- _REQUIREMENTS_: Locate every line in the records below that contains the word "name", and copy each one.

- _DATA RECORDS_:
---------------

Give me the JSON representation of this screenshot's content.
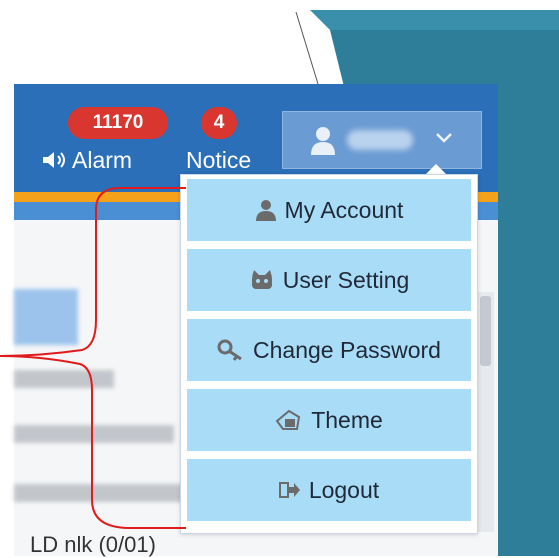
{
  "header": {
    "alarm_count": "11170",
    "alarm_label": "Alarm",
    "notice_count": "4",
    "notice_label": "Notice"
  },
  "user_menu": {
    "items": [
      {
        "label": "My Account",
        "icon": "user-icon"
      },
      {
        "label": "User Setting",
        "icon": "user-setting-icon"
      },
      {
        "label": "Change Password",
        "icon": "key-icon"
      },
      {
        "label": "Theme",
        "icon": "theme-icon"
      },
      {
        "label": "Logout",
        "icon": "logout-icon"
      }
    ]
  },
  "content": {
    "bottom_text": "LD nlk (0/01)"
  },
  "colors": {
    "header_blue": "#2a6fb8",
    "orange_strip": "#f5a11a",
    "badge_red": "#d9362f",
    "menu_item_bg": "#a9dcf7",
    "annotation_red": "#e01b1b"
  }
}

---------------

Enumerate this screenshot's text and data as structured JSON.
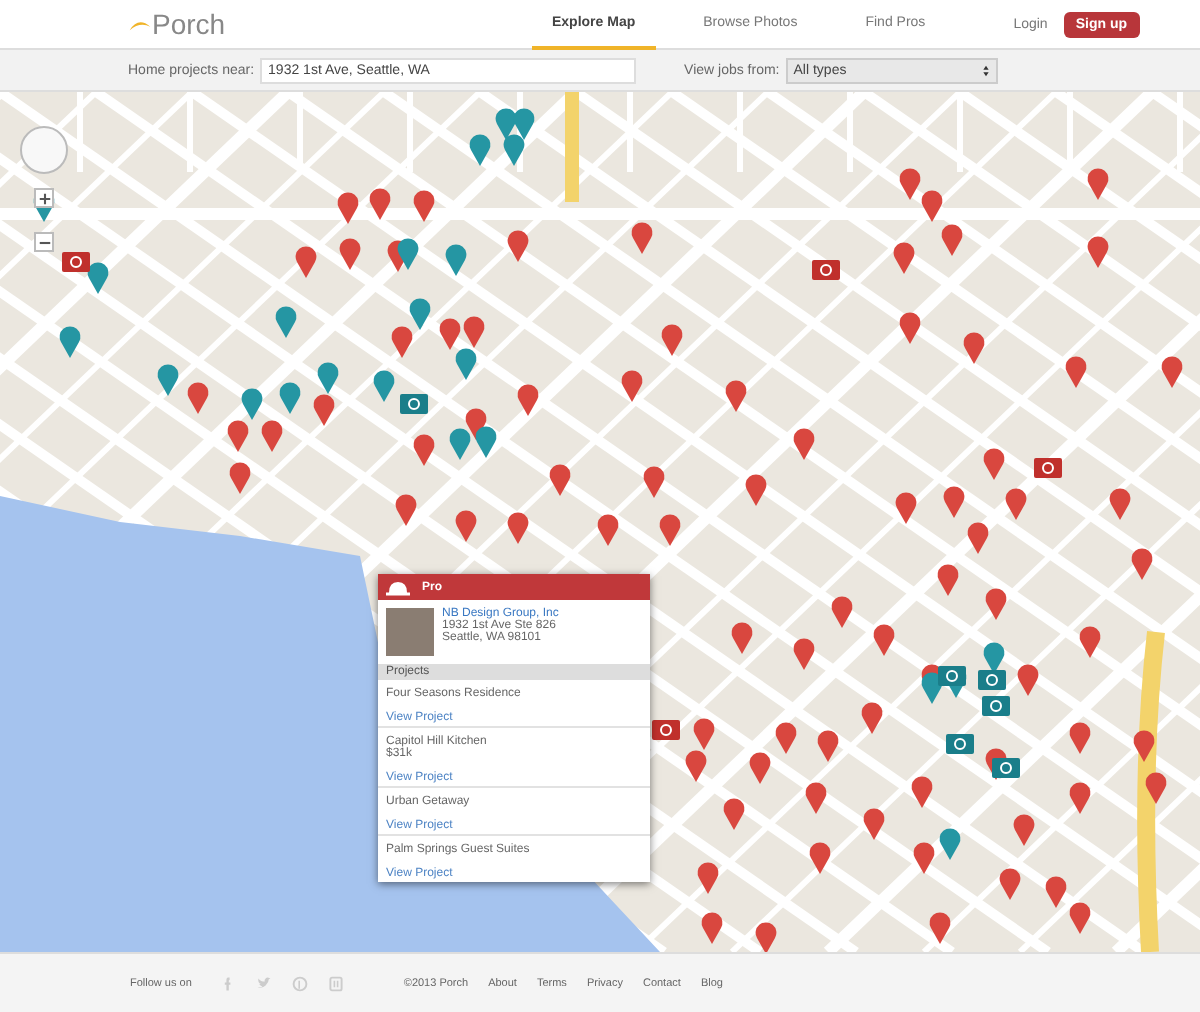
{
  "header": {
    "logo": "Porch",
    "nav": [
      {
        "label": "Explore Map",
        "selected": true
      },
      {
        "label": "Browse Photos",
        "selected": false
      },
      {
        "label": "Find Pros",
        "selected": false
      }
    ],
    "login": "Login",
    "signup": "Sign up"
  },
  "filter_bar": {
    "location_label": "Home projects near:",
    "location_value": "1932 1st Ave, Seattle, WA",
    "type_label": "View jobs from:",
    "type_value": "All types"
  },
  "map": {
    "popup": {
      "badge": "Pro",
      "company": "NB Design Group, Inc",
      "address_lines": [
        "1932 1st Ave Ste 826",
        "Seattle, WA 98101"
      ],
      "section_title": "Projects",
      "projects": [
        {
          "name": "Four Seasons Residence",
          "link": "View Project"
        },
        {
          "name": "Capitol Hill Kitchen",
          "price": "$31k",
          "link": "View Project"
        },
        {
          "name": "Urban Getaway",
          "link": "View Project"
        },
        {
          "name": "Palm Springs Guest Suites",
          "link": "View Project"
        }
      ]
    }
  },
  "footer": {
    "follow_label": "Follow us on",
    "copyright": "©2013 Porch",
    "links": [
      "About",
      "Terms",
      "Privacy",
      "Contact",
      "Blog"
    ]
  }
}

---------------

- _RESULT OF THIS TASK_:
          "name": "Four Seasons Residence",
          "name": "Capitol Hill Kitchen",
          "name": "Urban Getaway",
          "name": "Palm Springs Guest Suites",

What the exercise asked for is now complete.